Exercise directions: Review the lines that follow and copy each one that contains the word "Install".

Record excerpts:
★ ★ ★ ★ ★

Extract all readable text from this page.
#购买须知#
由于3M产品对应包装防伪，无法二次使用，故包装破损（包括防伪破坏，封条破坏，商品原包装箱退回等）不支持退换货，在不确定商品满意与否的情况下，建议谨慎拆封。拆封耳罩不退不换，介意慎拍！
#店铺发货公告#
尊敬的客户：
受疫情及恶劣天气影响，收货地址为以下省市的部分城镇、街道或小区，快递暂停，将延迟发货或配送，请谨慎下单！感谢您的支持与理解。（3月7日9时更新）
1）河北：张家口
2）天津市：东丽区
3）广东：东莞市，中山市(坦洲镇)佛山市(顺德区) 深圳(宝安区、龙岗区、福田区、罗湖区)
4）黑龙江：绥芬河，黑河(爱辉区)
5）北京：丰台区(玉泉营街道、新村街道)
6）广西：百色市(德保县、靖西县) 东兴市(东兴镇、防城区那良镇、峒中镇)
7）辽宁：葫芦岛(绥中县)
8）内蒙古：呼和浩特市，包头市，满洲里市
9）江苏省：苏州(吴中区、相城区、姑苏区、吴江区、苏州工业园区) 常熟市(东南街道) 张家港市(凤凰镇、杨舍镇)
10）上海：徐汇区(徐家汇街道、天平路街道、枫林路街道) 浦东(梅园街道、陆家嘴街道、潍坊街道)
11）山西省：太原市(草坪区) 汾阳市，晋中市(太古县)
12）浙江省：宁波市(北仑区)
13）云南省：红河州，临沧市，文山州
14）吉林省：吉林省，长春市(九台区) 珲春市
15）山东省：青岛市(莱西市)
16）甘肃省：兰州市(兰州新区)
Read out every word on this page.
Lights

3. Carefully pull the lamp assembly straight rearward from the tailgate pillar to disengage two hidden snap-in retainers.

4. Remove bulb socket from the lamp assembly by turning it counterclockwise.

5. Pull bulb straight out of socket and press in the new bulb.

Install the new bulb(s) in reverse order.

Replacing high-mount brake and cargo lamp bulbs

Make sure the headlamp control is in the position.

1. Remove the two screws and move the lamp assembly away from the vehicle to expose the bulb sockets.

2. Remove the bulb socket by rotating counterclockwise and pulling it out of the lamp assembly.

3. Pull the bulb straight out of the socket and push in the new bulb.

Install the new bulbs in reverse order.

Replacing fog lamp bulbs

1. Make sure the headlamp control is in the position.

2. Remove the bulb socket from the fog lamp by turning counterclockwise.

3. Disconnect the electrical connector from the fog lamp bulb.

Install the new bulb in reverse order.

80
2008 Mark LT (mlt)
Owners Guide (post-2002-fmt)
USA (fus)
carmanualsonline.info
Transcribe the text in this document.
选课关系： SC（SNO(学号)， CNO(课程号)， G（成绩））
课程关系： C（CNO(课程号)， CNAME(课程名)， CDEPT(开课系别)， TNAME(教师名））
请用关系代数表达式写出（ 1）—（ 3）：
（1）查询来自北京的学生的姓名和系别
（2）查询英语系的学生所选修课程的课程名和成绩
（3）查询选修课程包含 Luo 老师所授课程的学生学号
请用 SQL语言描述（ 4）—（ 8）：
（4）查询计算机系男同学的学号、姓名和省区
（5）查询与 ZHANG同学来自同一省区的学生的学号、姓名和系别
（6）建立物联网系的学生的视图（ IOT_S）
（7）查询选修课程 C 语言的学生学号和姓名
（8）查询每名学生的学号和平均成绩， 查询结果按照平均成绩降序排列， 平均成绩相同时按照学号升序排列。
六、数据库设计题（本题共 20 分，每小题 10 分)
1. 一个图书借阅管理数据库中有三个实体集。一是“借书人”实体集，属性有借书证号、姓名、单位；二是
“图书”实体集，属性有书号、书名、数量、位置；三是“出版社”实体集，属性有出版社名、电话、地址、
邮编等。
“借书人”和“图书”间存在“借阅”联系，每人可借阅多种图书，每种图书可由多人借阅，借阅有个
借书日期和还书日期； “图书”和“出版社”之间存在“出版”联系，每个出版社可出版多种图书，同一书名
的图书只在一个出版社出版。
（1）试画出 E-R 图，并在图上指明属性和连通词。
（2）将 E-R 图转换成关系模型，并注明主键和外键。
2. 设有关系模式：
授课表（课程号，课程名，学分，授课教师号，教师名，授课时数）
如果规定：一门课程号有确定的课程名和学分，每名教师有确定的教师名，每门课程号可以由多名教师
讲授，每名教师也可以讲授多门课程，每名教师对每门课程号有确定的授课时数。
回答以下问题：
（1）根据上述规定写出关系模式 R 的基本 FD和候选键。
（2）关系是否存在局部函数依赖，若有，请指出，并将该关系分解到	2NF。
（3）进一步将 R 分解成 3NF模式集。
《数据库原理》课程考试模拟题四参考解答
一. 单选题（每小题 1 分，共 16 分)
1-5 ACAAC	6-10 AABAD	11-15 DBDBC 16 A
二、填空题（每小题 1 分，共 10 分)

★ ★ ★ ★ ★

Worked solution:
Install the new bulb(s) in reverse order.
Install the new bulbs in reverse order.
Install the new bulb in reverse order.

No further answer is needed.